THE REQUEST:
Transcribe each line exactly.

DATA LISTING:

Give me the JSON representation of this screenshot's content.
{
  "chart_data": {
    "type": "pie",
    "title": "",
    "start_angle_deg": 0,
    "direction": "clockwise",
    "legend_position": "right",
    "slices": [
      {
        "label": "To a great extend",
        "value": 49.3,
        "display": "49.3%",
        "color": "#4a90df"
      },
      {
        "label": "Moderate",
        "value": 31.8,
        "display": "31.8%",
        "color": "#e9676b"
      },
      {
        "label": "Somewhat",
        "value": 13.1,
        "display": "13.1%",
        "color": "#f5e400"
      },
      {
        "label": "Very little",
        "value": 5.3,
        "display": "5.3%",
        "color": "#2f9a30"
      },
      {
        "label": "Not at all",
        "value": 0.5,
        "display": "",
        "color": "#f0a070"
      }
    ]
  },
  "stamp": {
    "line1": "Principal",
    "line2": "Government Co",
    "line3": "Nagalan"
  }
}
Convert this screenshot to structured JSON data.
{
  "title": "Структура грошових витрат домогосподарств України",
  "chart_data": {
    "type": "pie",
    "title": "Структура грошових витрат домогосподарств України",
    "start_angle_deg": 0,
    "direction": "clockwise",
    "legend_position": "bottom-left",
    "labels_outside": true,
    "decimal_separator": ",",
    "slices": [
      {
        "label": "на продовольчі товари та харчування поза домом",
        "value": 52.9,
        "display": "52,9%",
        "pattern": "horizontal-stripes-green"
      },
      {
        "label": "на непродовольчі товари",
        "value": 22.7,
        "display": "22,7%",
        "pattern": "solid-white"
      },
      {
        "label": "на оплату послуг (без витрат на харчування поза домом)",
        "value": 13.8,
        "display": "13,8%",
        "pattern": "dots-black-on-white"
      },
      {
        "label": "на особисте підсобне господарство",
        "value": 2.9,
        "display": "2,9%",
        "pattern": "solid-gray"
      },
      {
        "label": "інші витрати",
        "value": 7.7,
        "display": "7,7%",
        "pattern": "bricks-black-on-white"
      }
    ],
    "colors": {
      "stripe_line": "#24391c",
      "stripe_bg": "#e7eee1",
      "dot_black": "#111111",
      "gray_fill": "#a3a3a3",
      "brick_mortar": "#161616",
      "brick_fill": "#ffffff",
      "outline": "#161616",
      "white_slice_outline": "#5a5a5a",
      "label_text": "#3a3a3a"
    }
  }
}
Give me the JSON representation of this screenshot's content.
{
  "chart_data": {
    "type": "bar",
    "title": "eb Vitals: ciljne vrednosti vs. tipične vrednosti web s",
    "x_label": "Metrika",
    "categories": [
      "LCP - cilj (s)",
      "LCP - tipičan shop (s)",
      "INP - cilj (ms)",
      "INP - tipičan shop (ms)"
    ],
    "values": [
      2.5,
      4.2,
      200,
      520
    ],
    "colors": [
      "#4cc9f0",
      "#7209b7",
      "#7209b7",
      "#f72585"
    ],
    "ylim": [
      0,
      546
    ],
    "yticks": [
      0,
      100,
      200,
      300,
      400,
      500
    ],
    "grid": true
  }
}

TASK SOLUTION:
Give me the JSON representation of this screenshot's content.
{
  "chart_data": {
    "type": "pie",
    "title": "",
    "start_angle_deg": 0,
    "direction": "clockwise",
    "legend_position": "right",
    "slices": [
      {
        "label": "To a great extend",
        "value": 49.3,
        "display": "49.3%",
        "color": "#4a90df"
      },
      {
        "label": "Moderate",
        "value": 31.8,
        "display": "31.8%",
        "color": "#e9676b"
      },
      {
        "label": "Somewhat",
        "value": 13.1,
        "display": "13.1%",
        "color": "#f5e400"
      },
      {
        "label": "Very little",
        "value": 5.3,
        "display": "5.3%",
        "color": "#2f9a30"
      },
      {
        "label": "Not at all",
        "value": 0.5,
        "display": "",
        "color": "#f0a070"
      }
    ]
  },
  "stamp": {
    "line1": "Principal",
    "line2": "Government Co",
    "line3": "Nagalan"
  }
}
Convert this screenshot to structured JSON data.
{
  "title": "Структура грошових витрат домогосподарств України",
  "chart_data": {
    "type": "pie",
    "title": "Структура грошових витрат домогосподарств України",
    "start_angle_deg": 0,
    "direction": "clockwise",
    "legend_position": "bottom-left",
    "labels_outside": true,
    "decimal_separator": ",",
    "slices": [
      {
        "label": "на продовольчі товари та харчування поза домом",
        "value": 52.9,
        "display": "52,9%",
        "pattern": "horizontal-stripes-green"
      },
      {
        "label": "на непродовольчі товари",
        "value": 22.7,
        "display": "22,7%",
        "pattern": "solid-white"
      },
      {
        "label": "на оплату послуг (без витрат на харчування поза домом)",
        "value": 13.8,
        "display": "13,8%",
        "pattern": "dots-black-on-white"
      },
      {
        "label": "на особисте підсобне господарство",
        "value": 2.9,
        "display": "2,9%",
        "pattern": "solid-gray"
      },
      {
        "label": "інші витрати",
        "value": 7.7,
        "display": "7,7%",
        "pattern": "bricks-black-on-white"
      }
    ],
    "colors": {
      "stripe_line": "#24391c",
      "stripe_bg": "#e7eee1",
      "dot_black": "#111111",
      "gray_fill": "#a3a3a3",
      "brick_mortar": "#161616",
      "brick_fill": "#ffffff",
      "outline": "#161616",
      "white_slice_outline": "#5a5a5a",
      "label_text": "#3a3a3a"
    }
  }
}
Give me the JSON representation of this screenshot's content.
{
  "chart_data": {
    "type": "bar",
    "title": "eb Vitals: ciljne vrednosti vs. tipične vrednosti web s",
    "x_label": "Metrika",
    "categories": [
      "LCP - cilj (s)",
      "LCP - tipičan shop (s)",
      "INP - cilj (ms)",
      "INP - tipičan shop (ms)"
    ],
    "values": [
      2.5,
      4.2,
      200,
      520
    ],
    "colors": [
      "#4cc9f0",
      "#7209b7",
      "#7209b7",
      "#f72585"
    ],
    "ylim": [
      0,
      546
    ],
    "yticks": [
      0,
      100,
      200,
      300,
      400,
      500
    ],
    "grid": true
  }
}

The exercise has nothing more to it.